▶ _What is expected_
Quote the listing below in its entirety.

▶ _Recorded data_
-----

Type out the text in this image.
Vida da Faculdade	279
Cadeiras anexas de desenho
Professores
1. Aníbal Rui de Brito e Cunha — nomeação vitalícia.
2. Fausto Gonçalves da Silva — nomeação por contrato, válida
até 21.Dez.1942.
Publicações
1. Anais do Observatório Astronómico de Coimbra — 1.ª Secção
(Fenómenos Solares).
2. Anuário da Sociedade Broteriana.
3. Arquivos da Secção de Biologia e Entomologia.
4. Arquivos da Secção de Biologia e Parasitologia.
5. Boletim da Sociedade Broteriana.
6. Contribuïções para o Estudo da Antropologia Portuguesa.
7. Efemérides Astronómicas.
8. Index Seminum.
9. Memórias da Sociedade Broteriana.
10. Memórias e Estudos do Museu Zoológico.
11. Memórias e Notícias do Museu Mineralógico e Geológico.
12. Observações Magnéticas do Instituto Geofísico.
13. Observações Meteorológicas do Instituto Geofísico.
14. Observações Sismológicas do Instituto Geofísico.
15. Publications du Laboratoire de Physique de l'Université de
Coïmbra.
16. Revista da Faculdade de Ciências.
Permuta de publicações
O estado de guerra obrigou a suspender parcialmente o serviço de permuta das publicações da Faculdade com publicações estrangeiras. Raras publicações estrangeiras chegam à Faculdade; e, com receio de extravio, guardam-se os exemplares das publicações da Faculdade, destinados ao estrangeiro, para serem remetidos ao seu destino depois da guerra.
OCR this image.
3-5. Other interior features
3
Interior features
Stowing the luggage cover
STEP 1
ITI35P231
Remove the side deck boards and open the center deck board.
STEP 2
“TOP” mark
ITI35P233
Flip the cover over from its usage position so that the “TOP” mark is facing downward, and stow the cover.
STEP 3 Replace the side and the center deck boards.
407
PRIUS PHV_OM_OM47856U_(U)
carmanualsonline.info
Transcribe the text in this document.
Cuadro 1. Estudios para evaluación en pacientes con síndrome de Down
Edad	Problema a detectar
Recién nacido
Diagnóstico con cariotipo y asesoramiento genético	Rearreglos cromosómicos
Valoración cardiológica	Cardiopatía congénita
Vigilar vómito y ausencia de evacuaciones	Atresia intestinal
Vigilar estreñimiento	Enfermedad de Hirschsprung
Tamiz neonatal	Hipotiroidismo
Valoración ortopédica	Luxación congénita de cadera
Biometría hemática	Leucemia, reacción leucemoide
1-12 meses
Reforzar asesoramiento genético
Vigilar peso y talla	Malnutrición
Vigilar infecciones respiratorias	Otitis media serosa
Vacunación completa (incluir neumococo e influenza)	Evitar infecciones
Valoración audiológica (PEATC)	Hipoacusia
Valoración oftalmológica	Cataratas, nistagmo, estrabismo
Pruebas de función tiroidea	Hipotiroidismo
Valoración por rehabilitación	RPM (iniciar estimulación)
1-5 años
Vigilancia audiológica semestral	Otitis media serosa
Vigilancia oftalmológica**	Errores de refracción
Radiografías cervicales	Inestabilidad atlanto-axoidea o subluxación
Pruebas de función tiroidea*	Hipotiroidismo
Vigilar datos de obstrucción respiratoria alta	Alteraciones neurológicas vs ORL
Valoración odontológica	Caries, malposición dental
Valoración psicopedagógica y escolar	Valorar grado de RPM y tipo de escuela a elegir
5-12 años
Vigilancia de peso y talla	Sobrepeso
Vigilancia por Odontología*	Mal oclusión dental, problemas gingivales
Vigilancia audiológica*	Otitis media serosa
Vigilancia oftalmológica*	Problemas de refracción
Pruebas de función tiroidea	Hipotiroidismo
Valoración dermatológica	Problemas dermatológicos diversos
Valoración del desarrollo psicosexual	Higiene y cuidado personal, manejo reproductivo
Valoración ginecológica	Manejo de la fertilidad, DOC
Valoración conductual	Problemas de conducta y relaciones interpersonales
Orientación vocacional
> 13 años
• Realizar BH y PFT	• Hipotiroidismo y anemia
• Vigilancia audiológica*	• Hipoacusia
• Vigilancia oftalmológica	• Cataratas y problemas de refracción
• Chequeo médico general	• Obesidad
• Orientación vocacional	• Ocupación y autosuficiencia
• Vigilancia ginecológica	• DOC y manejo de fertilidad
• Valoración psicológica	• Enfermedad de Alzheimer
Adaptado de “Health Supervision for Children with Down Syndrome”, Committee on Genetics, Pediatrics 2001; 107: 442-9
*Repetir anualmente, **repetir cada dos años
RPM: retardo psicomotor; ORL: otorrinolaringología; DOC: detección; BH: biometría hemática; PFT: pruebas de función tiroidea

-----

▶ _Written response_
Type out the text in this image.
Vida da Faculdade	279
Cadeiras anexas de desenho
Professores
1. Aníbal Rui de Brito e Cunha — nomeação vitalícia.
2. Fausto Gonçalves da Silva — nomeação por contrato, válida
até 21.Dez.1942.
Publicações
1. Anais do Observatório Astronómico de Coimbra — 1.ª Secção
(Fenómenos Solares).
2. Anuário da Sociedade Broteriana.
3. Arquivos da Secção de Biologia e Entomologia.
4. Arquivos da Secção de Biologia e Parasitologia.
5. Boletim da Sociedade Broteriana.
6. Contribuïções para o Estudo da Antropologia Portuguesa.
7. Efemérides Astronómicas.
8. Index Seminum.
9. Memórias da Sociedade Broteriana.
10. Memórias e Estudos do Museu Zoológico.
11. Memórias e Notícias do Museu Mineralógico e Geológico.
12. Observações Magnéticas do Instituto Geofísico.
13. Observações Meteorológicas do Instituto Geofísico.
14. Observações Sismológicas do Instituto Geofísico.
15. Publications du Laboratoire de Physique de l'Université de
Coïmbra.
16. Revista da Faculdade de Ciências.
Permuta de publicações
O estado de guerra obrigou a suspender parcialmente o serviço de permuta das publicações da Faculdade com publicações estrangeiras. Raras publicações estrangeiras chegam à Faculdade; e, com receio de extravio, guardam-se os exemplares das publicações da Faculdade, destinados ao estrangeiro, para serem remetidos ao seu destino depois da guerra.
OCR this image.
3-5. Other interior features
3
Interior features
Stowing the luggage cover
STEP 1
ITI35P231
Remove the side deck boards and open the center deck board.
STEP 2
“TOP” mark
ITI35P233
Flip the cover over from its usage position so that the “TOP” mark is facing downward, and stow the cover.
STEP 3 Replace the side and the center deck boards.
407
PRIUS PHV_OM_OM47856U_(U)
carmanualsonline.info
Transcribe the text in this document.
Cuadro 1. Estudios para evaluación en pacientes con síndrome de Down
Edad	Problema a detectar
Recién nacido
Diagnóstico con cariotipo y asesoramiento genético	Rearreglos cromosómicos
Valoración cardiológica	Cardiopatía congénita
Vigilar vómito y ausencia de evacuaciones	Atresia intestinal
Vigilar estreñimiento	Enfermedad de Hirschsprung
Tamiz neonatal	Hipotiroidismo
Valoración ortopédica	Luxación congénita de cadera
Biometría hemática	Leucemia, reacción leucemoide
1-12 meses
Reforzar asesoramiento genético
Vigilar peso y talla	Malnutrición
Vigilar infecciones respiratorias	Otitis media serosa
Vacunación completa (incluir neumococo e influenza)	Evitar infecciones
Valoración audiológica (PEATC)	Hipoacusia
Valoración oftalmológica	Cataratas, nistagmo, estrabismo
Pruebas de función tiroidea	Hipotiroidismo
Valoración por rehabilitación	RPM (iniciar estimulación)
1-5 años
Vigilancia audiológica semestral	Otitis media serosa
Vigilancia oftalmológica**	Errores de refracción
Radiografías cervicales	Inestabilidad atlanto-axoidea o subluxación
Pruebas de función tiroidea*	Hipotiroidismo
Vigilar datos de obstrucción respiratoria alta	Alteraciones neurológicas vs ORL
Valoración odontológica	Caries, malposición dental
Valoración psicopedagógica y escolar	Valorar grado de RPM y tipo de escuela a elegir
5-12 años
Vigilancia de peso y talla	Sobrepeso
Vigilancia por Odontología*	Mal oclusión dental, problemas gingivales
Vigilancia audiológica*	Otitis media serosa
Vigilancia oftalmológica*	Problemas de refracción
Pruebas de función tiroidea	Hipotiroidismo
Valoración dermatológica	Problemas dermatológicos diversos
Valoración del desarrollo psicosexual	Higiene y cuidado personal, manejo reproductivo
Valoración ginecológica	Manejo de la fertilidad, DOC
Valoración conductual	Problemas de conducta y relaciones interpersonales
Orientación vocacional
> 13 años
• Realizar BH y PFT	• Hipotiroidismo y anemia
• Vigilancia audiológica*	• Hipoacusia
• Vigilancia oftalmológica	• Cataratas y problemas de refracción
• Chequeo médico general	• Obesidad
• Orientación vocacional	• Ocupación y autosuficiencia
• Vigilancia ginecológica	• DOC y manejo de fertilidad
• Valoración psicológica	• Enfermedad de Alzheimer
Adaptado de “Health Supervision for Children with Down Syndrome”, Committee on Genetics, Pediatrics 2001; 107: 442-9
*Repetir anualmente, **repetir cada dos años
RPM: retardo psicomotor; ORL: otorrinolaringología; DOC: detección; BH: biometría hemática; PFT: pruebas de función tiroidea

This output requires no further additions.